### What is being asked
Search the listing for the string "South" and copy every line that contains it.

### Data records
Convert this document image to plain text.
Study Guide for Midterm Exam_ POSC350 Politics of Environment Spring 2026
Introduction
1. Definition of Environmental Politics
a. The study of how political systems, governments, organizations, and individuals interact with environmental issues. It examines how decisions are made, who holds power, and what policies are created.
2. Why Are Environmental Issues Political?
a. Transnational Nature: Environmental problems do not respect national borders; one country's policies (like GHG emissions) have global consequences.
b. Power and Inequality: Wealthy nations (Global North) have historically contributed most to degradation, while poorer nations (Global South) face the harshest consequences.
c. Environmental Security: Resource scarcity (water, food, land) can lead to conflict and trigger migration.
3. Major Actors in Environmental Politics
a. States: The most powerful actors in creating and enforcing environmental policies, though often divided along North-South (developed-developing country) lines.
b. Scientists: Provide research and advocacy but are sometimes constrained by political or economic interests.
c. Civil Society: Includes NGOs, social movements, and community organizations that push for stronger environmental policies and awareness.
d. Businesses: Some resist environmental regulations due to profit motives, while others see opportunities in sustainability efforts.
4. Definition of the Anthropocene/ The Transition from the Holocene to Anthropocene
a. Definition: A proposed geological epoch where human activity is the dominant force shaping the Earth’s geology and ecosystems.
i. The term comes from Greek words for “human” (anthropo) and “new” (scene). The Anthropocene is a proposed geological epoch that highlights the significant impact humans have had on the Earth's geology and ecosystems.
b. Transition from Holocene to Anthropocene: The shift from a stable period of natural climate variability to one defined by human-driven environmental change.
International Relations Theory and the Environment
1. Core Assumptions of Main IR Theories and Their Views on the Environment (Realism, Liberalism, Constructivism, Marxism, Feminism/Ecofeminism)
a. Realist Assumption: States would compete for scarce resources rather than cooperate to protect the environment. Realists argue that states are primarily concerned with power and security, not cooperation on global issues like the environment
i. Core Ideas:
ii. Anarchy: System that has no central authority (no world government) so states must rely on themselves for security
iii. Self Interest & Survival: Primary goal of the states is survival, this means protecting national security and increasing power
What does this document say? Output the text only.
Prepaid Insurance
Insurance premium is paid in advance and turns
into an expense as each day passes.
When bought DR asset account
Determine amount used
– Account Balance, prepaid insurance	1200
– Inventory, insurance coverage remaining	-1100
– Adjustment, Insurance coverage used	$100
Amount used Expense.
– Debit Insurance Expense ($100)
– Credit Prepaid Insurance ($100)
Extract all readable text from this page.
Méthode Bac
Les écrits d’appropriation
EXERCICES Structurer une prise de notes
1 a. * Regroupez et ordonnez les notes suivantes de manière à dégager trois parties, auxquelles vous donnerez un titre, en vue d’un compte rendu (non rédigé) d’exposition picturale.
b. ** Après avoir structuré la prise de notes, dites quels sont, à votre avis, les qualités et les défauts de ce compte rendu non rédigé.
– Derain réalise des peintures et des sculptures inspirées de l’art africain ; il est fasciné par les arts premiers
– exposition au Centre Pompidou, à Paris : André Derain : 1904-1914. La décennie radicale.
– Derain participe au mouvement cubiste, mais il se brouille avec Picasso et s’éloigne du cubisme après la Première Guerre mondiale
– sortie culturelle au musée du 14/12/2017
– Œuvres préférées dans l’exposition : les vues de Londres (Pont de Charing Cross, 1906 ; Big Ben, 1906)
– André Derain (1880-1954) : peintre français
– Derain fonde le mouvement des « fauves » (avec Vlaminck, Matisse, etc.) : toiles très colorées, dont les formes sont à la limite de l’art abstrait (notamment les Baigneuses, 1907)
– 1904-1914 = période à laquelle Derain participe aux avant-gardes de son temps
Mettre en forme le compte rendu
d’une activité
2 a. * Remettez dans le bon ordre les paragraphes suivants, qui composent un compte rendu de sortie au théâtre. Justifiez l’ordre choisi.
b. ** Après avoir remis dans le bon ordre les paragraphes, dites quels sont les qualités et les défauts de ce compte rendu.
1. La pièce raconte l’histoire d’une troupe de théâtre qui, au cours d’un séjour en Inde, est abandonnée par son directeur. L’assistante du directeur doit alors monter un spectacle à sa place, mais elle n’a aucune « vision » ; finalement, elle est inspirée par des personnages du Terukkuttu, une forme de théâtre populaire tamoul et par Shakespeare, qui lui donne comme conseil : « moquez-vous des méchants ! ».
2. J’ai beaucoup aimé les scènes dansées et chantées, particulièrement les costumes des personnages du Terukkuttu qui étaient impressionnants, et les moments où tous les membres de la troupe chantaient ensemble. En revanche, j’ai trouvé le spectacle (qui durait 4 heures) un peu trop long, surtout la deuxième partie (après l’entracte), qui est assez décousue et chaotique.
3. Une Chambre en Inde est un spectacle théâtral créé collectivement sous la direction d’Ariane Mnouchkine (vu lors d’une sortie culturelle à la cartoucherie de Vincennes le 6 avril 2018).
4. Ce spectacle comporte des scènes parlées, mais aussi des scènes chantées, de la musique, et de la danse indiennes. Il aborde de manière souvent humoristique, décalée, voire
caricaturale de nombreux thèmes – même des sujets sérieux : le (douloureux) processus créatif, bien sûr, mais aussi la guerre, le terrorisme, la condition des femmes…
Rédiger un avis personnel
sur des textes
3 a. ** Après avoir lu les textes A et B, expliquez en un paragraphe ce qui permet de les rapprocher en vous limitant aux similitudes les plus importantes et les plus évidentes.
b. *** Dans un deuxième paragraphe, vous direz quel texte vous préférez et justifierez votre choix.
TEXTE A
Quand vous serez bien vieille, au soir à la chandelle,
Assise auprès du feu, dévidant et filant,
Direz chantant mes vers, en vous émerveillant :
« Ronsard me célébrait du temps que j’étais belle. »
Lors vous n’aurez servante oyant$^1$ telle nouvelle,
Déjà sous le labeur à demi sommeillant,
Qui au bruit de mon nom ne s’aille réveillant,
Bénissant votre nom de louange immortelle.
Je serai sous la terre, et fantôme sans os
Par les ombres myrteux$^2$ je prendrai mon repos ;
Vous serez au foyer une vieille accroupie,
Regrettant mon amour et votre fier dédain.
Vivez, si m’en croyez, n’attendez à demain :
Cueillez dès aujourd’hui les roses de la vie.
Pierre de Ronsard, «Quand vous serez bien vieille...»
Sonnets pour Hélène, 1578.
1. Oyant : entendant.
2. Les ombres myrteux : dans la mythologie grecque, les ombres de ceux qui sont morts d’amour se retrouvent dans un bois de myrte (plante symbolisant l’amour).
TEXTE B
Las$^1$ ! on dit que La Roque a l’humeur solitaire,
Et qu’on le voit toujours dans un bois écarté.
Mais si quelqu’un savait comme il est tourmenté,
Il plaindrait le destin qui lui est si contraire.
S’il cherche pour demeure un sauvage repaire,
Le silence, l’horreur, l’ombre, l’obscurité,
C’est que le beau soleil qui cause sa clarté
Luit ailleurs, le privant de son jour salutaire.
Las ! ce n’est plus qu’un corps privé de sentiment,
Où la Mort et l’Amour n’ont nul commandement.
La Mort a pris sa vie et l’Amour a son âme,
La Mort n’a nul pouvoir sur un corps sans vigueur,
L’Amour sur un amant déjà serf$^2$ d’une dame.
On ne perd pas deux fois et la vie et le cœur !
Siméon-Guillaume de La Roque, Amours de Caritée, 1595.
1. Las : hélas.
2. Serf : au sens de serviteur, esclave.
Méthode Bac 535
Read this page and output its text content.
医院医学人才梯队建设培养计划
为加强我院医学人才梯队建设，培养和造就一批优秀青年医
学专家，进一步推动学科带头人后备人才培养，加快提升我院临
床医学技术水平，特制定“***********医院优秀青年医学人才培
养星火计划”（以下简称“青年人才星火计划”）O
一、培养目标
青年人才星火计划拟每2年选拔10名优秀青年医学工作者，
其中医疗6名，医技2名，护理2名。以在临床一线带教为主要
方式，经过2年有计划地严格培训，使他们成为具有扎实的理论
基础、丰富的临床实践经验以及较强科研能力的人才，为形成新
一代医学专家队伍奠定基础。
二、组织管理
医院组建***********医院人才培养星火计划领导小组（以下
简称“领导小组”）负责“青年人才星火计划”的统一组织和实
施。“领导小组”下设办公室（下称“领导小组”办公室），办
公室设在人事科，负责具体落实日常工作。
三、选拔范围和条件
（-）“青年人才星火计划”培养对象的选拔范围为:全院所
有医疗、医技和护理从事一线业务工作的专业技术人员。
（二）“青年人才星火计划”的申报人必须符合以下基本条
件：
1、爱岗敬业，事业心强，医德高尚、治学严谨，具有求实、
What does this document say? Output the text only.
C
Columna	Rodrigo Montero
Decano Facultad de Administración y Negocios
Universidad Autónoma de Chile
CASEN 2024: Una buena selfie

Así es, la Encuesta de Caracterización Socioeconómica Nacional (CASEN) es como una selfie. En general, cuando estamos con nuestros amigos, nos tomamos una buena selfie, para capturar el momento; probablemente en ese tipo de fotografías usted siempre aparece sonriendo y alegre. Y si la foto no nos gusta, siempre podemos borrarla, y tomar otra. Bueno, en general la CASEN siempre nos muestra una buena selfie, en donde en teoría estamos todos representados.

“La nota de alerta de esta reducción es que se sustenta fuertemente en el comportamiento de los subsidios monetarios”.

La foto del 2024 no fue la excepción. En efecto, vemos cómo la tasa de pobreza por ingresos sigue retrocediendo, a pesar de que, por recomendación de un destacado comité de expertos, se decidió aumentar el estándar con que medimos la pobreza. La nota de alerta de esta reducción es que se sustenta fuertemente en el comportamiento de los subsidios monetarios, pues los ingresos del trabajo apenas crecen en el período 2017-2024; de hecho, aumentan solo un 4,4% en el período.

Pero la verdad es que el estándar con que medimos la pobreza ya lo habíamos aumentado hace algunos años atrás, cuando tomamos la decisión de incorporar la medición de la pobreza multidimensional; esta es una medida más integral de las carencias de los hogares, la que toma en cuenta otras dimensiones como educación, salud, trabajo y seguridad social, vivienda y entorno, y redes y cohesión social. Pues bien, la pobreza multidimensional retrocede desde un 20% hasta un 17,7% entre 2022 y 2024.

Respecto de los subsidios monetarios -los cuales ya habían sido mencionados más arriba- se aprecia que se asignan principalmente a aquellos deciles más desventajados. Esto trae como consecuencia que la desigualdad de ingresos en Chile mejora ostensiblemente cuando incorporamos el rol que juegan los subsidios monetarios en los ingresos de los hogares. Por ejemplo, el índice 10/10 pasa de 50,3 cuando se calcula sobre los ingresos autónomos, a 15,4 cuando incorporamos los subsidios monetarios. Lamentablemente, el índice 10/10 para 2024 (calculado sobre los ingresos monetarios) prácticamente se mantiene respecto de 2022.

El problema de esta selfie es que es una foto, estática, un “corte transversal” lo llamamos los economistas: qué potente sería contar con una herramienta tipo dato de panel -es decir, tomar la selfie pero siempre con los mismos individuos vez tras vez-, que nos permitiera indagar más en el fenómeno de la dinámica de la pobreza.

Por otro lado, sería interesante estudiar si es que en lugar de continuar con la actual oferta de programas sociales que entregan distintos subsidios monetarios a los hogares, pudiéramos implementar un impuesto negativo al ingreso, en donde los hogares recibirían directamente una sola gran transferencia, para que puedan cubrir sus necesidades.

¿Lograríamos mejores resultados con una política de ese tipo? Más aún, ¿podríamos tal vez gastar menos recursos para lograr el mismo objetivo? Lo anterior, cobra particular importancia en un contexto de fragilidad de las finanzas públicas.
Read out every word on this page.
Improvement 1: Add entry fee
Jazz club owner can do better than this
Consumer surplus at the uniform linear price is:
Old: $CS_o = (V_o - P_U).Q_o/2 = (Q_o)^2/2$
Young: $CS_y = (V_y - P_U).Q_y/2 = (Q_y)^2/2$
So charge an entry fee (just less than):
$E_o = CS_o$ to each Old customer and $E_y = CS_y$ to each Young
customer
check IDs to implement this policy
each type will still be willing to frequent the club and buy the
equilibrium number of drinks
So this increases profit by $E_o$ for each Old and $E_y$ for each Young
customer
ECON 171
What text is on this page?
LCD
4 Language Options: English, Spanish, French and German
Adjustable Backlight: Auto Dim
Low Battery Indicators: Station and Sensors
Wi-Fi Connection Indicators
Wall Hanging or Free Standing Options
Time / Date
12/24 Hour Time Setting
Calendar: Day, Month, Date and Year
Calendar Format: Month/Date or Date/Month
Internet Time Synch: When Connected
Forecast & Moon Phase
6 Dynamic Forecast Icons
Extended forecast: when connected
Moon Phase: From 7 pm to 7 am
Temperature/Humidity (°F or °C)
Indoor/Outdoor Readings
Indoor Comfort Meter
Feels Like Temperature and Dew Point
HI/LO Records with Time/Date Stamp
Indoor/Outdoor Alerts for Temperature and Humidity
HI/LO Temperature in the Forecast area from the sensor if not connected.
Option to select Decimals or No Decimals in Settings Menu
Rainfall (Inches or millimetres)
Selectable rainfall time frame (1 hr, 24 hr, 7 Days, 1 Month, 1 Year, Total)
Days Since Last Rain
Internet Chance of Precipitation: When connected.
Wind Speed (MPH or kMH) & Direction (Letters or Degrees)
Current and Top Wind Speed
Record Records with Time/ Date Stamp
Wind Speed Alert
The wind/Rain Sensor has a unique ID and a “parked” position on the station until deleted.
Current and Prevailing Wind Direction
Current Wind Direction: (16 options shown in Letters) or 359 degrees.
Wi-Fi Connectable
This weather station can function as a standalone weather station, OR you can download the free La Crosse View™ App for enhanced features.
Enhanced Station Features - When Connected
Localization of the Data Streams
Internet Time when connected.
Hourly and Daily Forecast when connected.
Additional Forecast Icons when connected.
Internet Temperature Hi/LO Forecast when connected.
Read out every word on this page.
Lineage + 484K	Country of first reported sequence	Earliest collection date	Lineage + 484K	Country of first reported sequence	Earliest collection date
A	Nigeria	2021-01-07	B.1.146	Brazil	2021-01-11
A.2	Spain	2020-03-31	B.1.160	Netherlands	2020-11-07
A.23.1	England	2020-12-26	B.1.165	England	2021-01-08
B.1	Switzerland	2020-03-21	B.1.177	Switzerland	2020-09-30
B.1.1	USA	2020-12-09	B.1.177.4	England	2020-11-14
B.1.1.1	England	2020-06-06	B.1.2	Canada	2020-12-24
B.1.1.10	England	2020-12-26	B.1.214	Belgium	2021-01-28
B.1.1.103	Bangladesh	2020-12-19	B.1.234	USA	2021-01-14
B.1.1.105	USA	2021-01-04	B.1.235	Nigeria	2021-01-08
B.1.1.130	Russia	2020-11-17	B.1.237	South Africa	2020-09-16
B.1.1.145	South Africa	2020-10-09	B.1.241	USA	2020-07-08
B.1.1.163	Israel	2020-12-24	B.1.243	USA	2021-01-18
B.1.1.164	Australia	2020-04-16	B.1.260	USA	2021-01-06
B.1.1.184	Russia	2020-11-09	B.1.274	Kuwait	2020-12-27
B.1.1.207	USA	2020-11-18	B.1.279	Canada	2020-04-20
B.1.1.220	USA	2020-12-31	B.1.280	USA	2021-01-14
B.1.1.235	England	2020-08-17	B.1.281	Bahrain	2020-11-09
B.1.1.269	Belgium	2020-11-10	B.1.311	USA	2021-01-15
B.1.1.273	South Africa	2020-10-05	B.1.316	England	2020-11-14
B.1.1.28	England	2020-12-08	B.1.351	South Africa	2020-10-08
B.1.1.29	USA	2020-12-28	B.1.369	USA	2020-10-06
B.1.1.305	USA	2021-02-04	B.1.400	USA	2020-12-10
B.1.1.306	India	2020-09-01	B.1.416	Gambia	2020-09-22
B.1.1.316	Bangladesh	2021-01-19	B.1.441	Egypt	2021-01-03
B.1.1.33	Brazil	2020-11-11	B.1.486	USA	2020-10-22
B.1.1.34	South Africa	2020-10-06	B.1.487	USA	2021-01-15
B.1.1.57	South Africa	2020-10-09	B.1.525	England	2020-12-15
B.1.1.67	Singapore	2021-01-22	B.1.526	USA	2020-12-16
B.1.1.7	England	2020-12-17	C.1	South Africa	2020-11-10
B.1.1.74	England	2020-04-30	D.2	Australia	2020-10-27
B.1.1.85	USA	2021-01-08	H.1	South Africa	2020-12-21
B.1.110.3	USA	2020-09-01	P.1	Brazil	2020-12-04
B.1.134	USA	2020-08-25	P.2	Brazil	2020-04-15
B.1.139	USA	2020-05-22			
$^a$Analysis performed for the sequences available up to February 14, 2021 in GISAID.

### Expected answer
b. Power and Inequality: Wealthy nations (Global North) have historically contributed most to degradation, while poorer nations (Global South) face the harshest consequences.
a. States: The most powerful actors in creating and enforcing environmental policies, though often divided along North-South (developed-developing country) lines.
B.1.1.130	Russia	2020-11-17	B.1.237	South Africa	2020-09-16
B.1.1.145	South Africa	2020-10-09	B.1.241	USA	2020-07-08
B.1.1.273	South Africa	2020-10-05	B.1.316	England	2020-11-14
B.1.1.28	England	2020-12-08	B.1.351	South Africa	2020-10-08
B.1.1.34	South Africa	2020-10-06	B.1.487	USA	2021-01-15
B.1.1.57	South Africa	2020-10-09	B.1.525	England	2020-12-15
B.1.1.7	England	2020-12-17	C.1	South Africa	2020-11-10
B.1.1.85	USA	2021-01-08	H.1	South Africa	2020-12-21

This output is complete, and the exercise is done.